GOAL :: All of the entries must be reproduced exactly, with no images carried over.

RECORDS SHOWN ::
* Begin *

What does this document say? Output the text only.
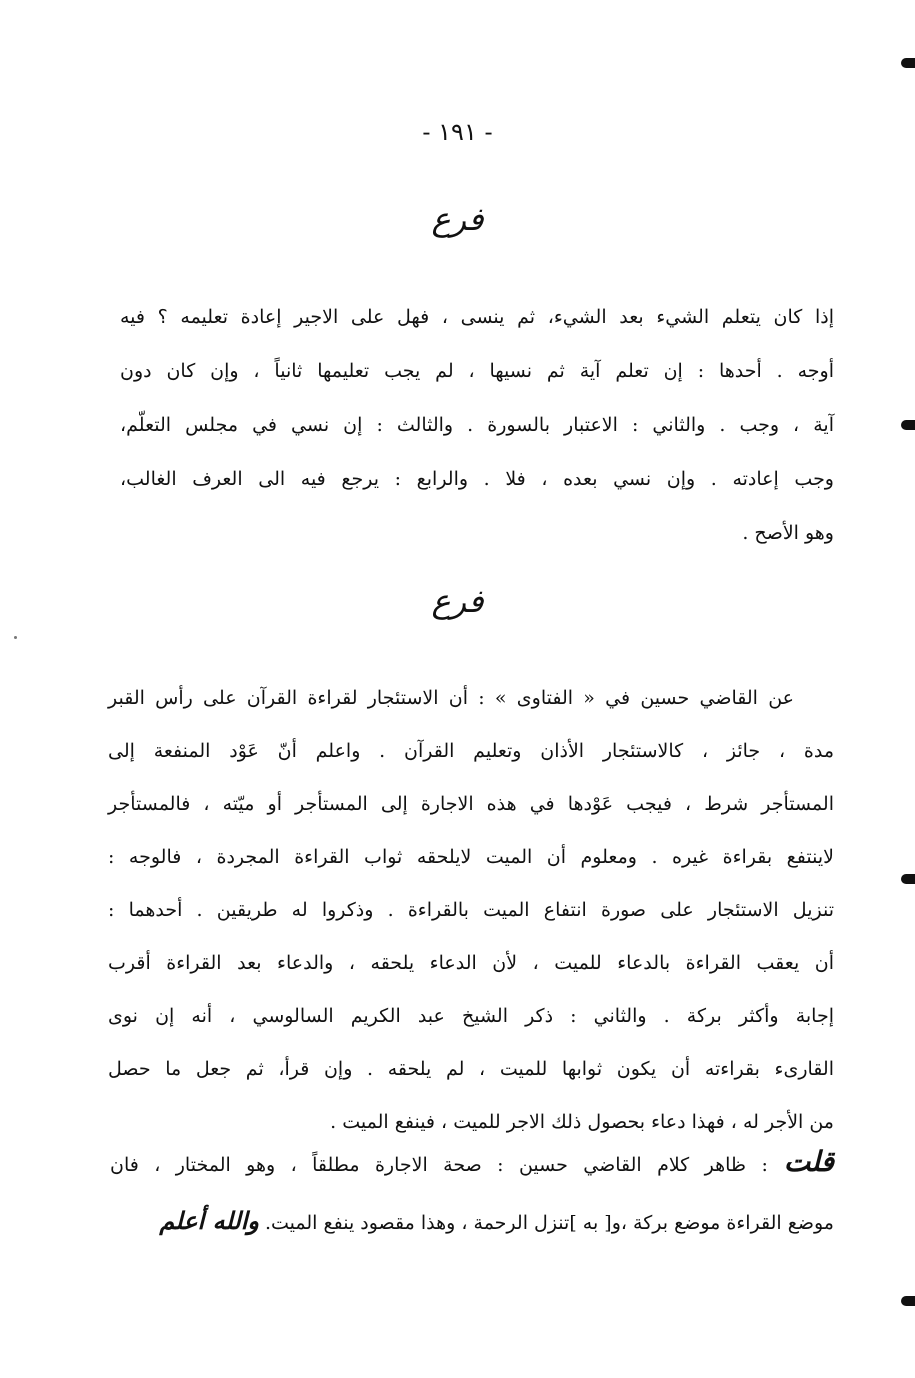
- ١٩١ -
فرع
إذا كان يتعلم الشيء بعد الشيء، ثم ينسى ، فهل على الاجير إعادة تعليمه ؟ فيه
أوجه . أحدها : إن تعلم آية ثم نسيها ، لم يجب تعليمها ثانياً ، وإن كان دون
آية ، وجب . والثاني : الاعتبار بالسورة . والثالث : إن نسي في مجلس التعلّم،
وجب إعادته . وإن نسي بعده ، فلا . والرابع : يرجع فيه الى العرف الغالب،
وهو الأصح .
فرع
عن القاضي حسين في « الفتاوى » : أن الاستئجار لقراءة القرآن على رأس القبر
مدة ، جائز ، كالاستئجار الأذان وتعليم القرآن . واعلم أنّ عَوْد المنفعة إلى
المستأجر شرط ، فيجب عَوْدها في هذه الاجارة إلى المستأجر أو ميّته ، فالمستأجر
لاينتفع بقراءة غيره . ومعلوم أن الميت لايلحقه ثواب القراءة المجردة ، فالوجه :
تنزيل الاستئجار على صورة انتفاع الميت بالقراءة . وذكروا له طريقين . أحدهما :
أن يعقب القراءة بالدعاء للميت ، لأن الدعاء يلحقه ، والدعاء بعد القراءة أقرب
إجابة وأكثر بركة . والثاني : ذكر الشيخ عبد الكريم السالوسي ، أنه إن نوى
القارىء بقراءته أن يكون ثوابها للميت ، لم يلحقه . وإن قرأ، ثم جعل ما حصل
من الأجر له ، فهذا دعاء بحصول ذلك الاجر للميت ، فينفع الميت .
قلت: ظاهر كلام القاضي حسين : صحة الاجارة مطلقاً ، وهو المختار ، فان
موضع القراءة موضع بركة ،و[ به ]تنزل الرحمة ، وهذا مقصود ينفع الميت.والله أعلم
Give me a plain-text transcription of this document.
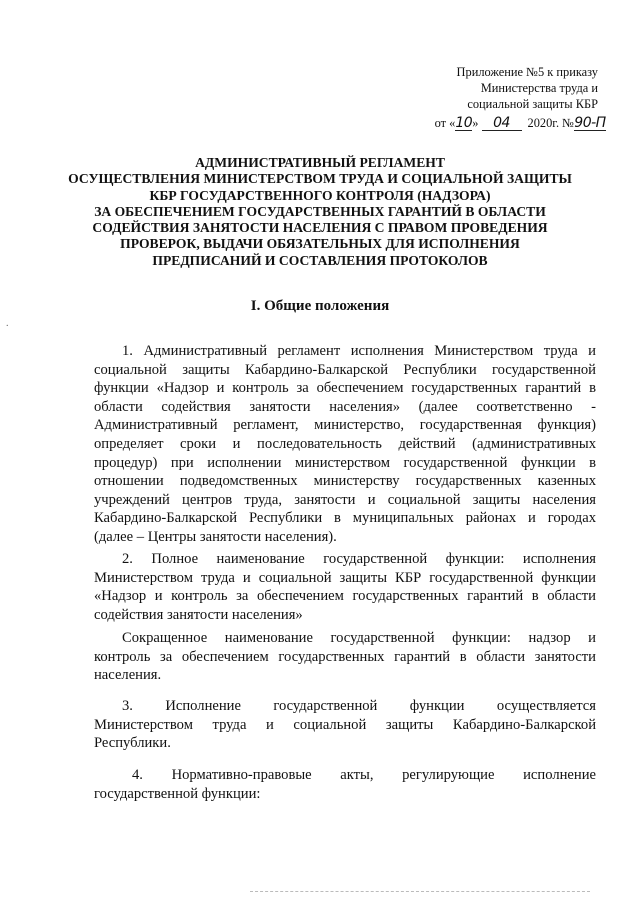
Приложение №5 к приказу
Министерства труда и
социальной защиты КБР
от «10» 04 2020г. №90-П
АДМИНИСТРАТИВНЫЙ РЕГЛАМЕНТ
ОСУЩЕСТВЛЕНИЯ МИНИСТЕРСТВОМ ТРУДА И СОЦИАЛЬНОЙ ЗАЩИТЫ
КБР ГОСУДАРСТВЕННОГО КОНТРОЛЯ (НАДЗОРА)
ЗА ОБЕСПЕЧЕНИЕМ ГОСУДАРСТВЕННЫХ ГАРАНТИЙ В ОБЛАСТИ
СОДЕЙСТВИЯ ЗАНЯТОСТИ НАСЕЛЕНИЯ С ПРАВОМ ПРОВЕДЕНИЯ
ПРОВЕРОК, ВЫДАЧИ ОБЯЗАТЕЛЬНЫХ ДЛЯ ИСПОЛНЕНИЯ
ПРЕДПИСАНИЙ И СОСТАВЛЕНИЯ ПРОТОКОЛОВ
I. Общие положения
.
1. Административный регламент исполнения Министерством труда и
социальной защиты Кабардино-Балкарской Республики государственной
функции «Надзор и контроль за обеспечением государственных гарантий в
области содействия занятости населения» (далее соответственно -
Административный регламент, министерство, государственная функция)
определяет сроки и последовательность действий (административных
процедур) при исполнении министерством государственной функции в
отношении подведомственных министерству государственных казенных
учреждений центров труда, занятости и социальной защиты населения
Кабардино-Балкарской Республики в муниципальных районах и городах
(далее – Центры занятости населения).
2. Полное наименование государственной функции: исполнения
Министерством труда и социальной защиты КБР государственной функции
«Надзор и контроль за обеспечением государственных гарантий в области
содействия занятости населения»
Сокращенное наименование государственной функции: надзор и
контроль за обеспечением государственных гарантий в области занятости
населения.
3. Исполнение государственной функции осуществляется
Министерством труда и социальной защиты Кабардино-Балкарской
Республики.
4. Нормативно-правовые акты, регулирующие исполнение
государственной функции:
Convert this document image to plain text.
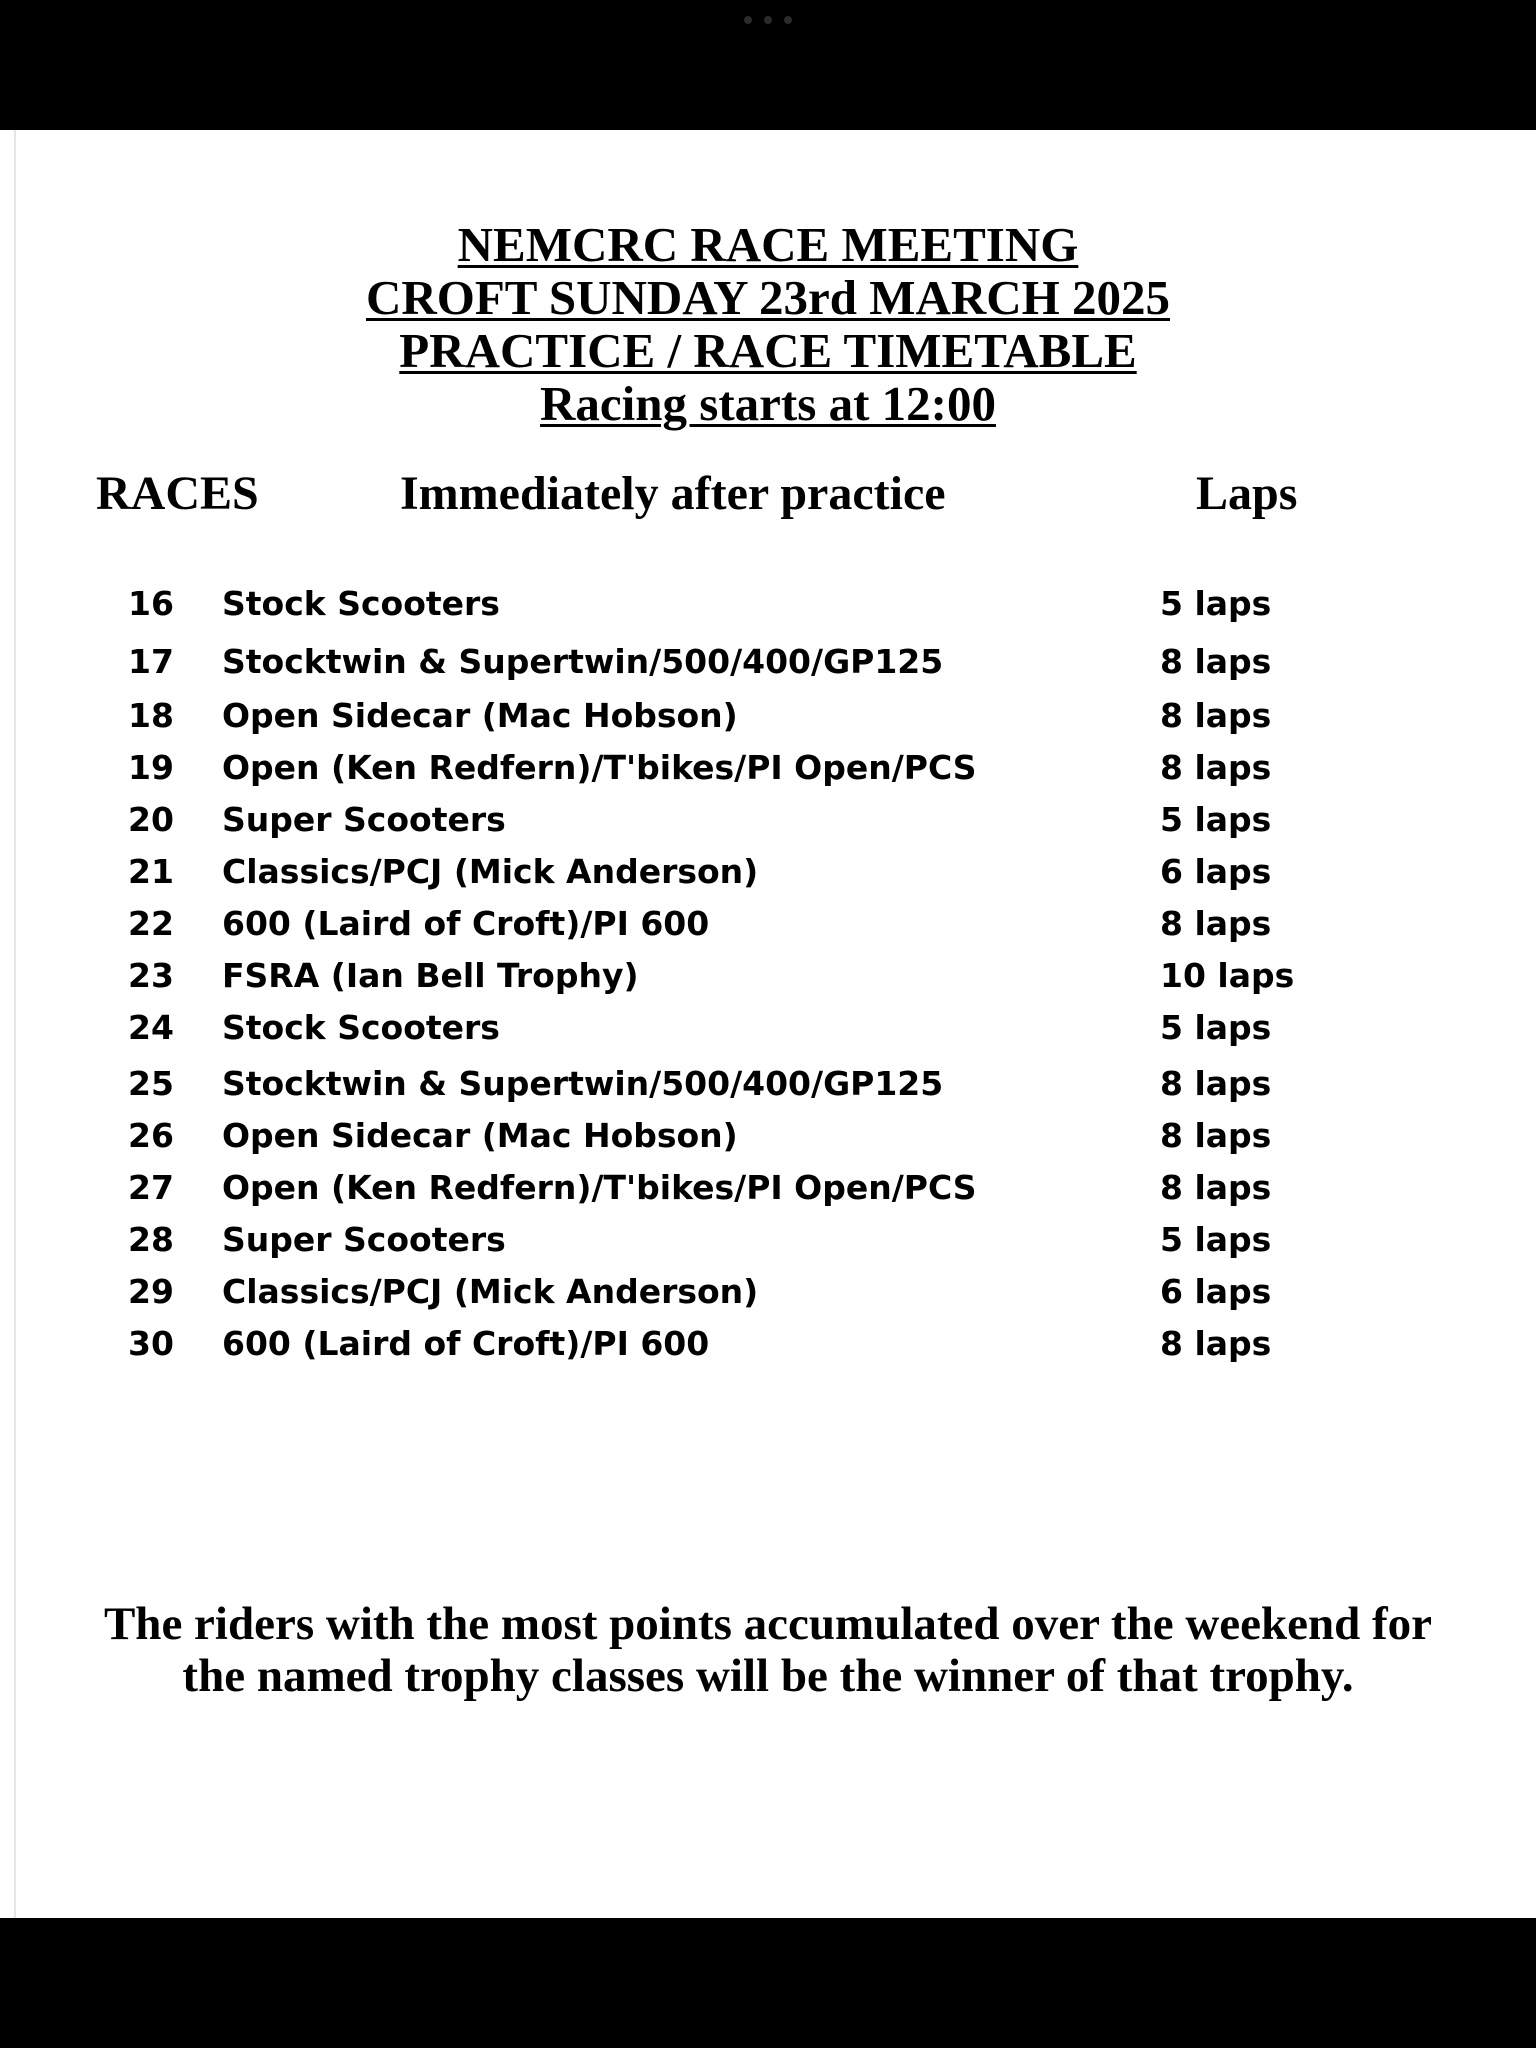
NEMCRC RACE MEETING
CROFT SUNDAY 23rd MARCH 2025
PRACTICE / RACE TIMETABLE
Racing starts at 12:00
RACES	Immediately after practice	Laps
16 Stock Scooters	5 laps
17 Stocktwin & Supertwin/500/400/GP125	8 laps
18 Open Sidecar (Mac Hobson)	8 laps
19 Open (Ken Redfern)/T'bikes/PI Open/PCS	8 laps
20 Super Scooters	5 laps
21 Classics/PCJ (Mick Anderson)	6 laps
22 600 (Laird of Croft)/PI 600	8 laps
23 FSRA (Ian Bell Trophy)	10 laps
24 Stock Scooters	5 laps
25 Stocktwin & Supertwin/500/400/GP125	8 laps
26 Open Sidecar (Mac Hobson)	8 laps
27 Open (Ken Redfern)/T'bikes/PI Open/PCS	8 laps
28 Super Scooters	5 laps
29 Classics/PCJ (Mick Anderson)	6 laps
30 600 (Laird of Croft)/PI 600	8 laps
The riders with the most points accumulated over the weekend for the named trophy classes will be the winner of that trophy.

* End *

EXERCISE SOLUTION ::
What does this document say? Output the text only.
- ١٩١ -
فرع
إذا كان يتعلم الشيء بعد الشيء، ثم ينسى ، فهل على الاجير إعادة تعليمه ؟ فيه
أوجه . أحدها : إن تعلم آية ثم نسيها ، لم يجب تعليمها ثانياً ، وإن كان دون
آية ، وجب . والثاني : الاعتبار بالسورة . والثالث : إن نسي في مجلس التعلّم،
وجب إعادته . وإن نسي بعده ، فلا . والرابع : يرجع فيه الى العرف الغالب،
وهو الأصح .
فرع
عن القاضي حسين في « الفتاوى » : أن الاستئجار لقراءة القرآن على رأس القبر
مدة ، جائز ، كالاستئجار الأذان وتعليم القرآن . واعلم أنّ عَوْد المنفعة إلى
المستأجر شرط ، فيجب عَوْدها في هذه الاجارة إلى المستأجر أو ميّته ، فالمستأجر
لاينتفع بقراءة غيره . ومعلوم أن الميت لايلحقه ثواب القراءة المجردة ، فالوجه :
تنزيل الاستئجار على صورة انتفاع الميت بالقراءة . وذكروا له طريقين . أحدهما :
أن يعقب القراءة بالدعاء للميت ، لأن الدعاء يلحقه ، والدعاء بعد القراءة أقرب
إجابة وأكثر بركة . والثاني : ذكر الشيخ عبد الكريم السالوسي ، أنه إن نوى
القارىء بقراءته أن يكون ثوابها للميت ، لم يلحقه . وإن قرأ، ثم جعل ما حصل
من الأجر له ، فهذا دعاء بحصول ذلك الاجر للميت ، فينفع الميت .
قلت: ظاهر كلام القاضي حسين : صحة الاجارة مطلقاً ، وهو المختار ، فان
موضع القراءة موضع بركة ،و[ به ]تنزل الرحمة ، وهذا مقصود ينفع الميت.والله أعلم
Give me a plain-text transcription of this document.
Приложение №5 к приказу
Министерства труда и
социальной защиты КБР
от «10» 04 2020г. №90-П
АДМИНИСТРАТИВНЫЙ РЕГЛАМЕНТ
ОСУЩЕСТВЛЕНИЯ МИНИСТЕРСТВОМ ТРУДА И СОЦИАЛЬНОЙ ЗАЩИТЫ
КБР ГОСУДАРСТВЕННОГО КОНТРОЛЯ (НАДЗОРА)
ЗА ОБЕСПЕЧЕНИЕМ ГОСУДАРСТВЕННЫХ ГАРАНТИЙ В ОБЛАСТИ
СОДЕЙСТВИЯ ЗАНЯТОСТИ НАСЕЛЕНИЯ С ПРАВОМ ПРОВЕДЕНИЯ
ПРОВЕРОК, ВЫДАЧИ ОБЯЗАТЕЛЬНЫХ ДЛЯ ИСПОЛНЕНИЯ
ПРЕДПИСАНИЙ И СОСТАВЛЕНИЯ ПРОТОКОЛОВ
I. Общие положения
.
1. Административный регламент исполнения Министерством труда и
социальной защиты Кабардино-Балкарской Республики государственной
функции «Надзор и контроль за обеспечением государственных гарантий в
области содействия занятости населения» (далее соответственно -
Административный регламент, министерство, государственная функция)
определяет сроки и последовательность действий (административных
процедур) при исполнении министерством государственной функции в
отношении подведомственных министерству государственных казенных
учреждений центров труда, занятости и социальной защиты населения
Кабардино-Балкарской Республики в муниципальных районах и городах
(далее – Центры занятости населения).
2. Полное наименование государственной функции: исполнения
Министерством труда и социальной защиты КБР государственной функции
«Надзор и контроль за обеспечением государственных гарантий в области
содействия занятости населения»
Сокращенное наименование государственной функции: надзор и
контроль за обеспечением государственных гарантий в области занятости
населения.
3. Исполнение государственной функции осуществляется
Министерством труда и социальной защиты Кабардино-Балкарской
Республики.
4. Нормативно-правовые акты, регулирующие исполнение
государственной функции:
Convert this document image to plain text.
NEMCRC RACE MEETING
CROFT SUNDAY 23rd MARCH 2025
PRACTICE / RACE TIMETABLE
Racing starts at 12:00
RACES	Immediately after practice	Laps
16 Stock Scooters	5 laps
17 Stocktwin & Supertwin/500/400/GP125	8 laps
18 Open Sidecar (Mac Hobson)	8 laps
19 Open (Ken Redfern)/T'bikes/PI Open/PCS	8 laps
20 Super Scooters	5 laps
21 Classics/PCJ (Mick Anderson)	6 laps
22 600 (Laird of Croft)/PI 600	8 laps
23 FSRA (Ian Bell Trophy)	10 laps
24 Stock Scooters	5 laps
25 Stocktwin & Supertwin/500/400/GP125	8 laps
26 Open Sidecar (Mac Hobson)	8 laps
27 Open (Ken Redfern)/T'bikes/PI Open/PCS	8 laps
28 Super Scooters	5 laps
29 Classics/PCJ (Mick Anderson)	6 laps
30 600 (Laird of Croft)/PI 600	8 laps
The riders with the most points accumulated over the weekend for the named trophy classes will be the winner of that trophy.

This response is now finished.